**Dataset rows:**
○ ○ ○ ○ ○ ○ ○

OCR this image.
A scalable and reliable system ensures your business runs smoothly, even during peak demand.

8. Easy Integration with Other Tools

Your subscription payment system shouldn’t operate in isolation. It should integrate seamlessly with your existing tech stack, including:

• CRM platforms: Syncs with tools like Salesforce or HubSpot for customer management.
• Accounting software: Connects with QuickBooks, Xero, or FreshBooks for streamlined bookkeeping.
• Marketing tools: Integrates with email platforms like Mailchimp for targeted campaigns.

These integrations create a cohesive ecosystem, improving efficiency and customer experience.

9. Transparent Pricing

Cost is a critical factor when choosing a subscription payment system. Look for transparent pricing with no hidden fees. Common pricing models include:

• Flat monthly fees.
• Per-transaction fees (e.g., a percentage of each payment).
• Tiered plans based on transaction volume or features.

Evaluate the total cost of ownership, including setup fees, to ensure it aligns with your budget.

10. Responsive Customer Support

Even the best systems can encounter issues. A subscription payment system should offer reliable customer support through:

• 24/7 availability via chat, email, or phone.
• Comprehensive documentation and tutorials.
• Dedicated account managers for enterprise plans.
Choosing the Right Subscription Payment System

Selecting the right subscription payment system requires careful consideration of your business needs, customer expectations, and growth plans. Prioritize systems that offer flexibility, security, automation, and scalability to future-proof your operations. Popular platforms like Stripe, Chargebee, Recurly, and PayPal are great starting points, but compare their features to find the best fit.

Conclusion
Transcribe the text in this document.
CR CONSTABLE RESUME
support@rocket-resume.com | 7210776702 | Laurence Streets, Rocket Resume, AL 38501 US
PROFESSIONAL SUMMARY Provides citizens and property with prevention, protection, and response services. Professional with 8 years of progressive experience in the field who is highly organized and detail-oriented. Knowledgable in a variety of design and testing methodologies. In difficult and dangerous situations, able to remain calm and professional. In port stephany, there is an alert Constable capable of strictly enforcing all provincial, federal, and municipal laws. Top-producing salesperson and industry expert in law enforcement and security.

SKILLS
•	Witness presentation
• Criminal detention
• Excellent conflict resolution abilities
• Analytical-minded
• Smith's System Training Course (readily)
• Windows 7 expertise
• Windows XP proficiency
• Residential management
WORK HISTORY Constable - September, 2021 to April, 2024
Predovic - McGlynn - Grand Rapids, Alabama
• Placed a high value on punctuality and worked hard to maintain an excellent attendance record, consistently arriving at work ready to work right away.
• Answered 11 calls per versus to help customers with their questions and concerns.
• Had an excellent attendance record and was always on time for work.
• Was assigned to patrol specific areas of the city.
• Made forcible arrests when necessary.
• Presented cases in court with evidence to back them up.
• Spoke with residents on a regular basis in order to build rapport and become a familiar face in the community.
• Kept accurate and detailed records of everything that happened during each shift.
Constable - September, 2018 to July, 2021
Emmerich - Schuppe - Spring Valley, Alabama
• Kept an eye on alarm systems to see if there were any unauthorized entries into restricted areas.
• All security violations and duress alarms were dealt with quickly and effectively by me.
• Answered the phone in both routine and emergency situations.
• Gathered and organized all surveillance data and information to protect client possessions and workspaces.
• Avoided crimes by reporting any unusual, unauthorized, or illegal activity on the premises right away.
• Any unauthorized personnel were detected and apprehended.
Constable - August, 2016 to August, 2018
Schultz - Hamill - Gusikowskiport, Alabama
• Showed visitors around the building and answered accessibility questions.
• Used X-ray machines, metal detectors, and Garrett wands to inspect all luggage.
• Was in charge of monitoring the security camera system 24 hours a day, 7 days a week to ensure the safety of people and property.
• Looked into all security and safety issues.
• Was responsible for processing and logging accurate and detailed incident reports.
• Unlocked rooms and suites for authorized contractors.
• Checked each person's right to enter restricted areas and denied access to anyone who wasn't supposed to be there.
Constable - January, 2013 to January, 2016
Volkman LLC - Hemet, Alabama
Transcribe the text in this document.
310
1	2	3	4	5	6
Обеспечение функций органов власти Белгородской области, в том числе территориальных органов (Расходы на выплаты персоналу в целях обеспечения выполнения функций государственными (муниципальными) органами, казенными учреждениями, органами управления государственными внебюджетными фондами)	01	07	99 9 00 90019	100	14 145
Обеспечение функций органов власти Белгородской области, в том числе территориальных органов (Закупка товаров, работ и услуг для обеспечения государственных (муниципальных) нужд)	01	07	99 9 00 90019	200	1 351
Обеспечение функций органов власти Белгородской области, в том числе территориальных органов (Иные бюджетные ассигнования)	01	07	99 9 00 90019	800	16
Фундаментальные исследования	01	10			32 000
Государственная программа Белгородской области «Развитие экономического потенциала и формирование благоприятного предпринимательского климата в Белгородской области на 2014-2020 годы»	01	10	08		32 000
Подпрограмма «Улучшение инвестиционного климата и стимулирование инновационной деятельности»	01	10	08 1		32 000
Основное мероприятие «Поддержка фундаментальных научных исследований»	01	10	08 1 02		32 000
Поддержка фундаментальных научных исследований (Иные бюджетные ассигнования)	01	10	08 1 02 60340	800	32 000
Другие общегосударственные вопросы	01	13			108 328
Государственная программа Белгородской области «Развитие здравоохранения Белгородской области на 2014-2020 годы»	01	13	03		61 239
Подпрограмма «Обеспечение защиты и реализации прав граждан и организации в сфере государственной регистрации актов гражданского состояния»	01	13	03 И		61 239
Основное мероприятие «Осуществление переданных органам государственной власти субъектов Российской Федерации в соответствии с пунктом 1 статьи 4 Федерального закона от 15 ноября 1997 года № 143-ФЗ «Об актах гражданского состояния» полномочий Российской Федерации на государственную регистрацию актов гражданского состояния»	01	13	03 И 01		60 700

○ ○ ○ ○ ○ ○ ○

**The task:** Gather up the lines containing the word "property" from these records and copy them.

**Response to this exercise:**
PROFESSIONAL SUMMARY Provides citizens and property with prevention, protection, and response services. Professional with 8 years of progressive experience in the field who is highly organized and detail-oriented. Knowledgable in a variety of design and testing methodologies. In difficult and dangerous situations, able to remain calm and professional. In port stephany, there is an alert Constable capable of strictly enforcing all provincial, federal, and municipal laws. Top-producing salesperson and industry expert in law enforcement and security.
• Was in charge of monitoring the security camera system 24 hours a day, 7 days a week to ensure the safety of people and property.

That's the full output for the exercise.